Exercise
Report how many lines hold the string "title". Give the number and nothing else.

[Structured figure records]
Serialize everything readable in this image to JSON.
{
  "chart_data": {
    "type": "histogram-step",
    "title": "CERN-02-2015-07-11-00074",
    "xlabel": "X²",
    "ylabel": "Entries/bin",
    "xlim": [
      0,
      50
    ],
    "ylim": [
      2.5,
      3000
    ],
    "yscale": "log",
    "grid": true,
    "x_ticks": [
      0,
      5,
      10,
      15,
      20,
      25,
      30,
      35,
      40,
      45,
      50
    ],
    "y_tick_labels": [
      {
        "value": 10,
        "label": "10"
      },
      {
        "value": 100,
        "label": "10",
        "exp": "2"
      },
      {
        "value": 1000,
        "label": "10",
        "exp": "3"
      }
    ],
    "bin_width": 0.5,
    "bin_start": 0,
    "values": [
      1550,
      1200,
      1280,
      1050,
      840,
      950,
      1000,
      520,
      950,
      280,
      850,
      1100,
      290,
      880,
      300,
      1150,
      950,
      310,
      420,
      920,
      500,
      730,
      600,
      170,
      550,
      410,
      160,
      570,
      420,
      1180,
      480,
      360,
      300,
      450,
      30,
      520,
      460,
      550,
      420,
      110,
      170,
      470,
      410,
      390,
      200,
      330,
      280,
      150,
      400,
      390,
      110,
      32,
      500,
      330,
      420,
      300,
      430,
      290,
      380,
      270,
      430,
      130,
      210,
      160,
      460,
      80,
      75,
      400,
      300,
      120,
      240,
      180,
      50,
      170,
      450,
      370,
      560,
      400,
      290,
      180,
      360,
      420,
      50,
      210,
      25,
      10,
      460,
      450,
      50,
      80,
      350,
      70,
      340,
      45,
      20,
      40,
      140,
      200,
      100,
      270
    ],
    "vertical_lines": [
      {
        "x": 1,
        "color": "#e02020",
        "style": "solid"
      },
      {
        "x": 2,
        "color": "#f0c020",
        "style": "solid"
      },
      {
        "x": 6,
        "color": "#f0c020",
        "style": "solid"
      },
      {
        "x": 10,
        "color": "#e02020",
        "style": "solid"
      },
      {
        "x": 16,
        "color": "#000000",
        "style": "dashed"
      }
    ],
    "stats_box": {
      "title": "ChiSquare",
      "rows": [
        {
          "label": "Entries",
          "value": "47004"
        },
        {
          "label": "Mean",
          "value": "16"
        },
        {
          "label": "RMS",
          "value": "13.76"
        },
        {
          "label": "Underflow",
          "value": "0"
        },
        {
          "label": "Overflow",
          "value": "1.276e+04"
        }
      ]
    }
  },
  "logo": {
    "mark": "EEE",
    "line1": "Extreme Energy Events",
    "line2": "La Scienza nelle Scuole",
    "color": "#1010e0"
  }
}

Output below
2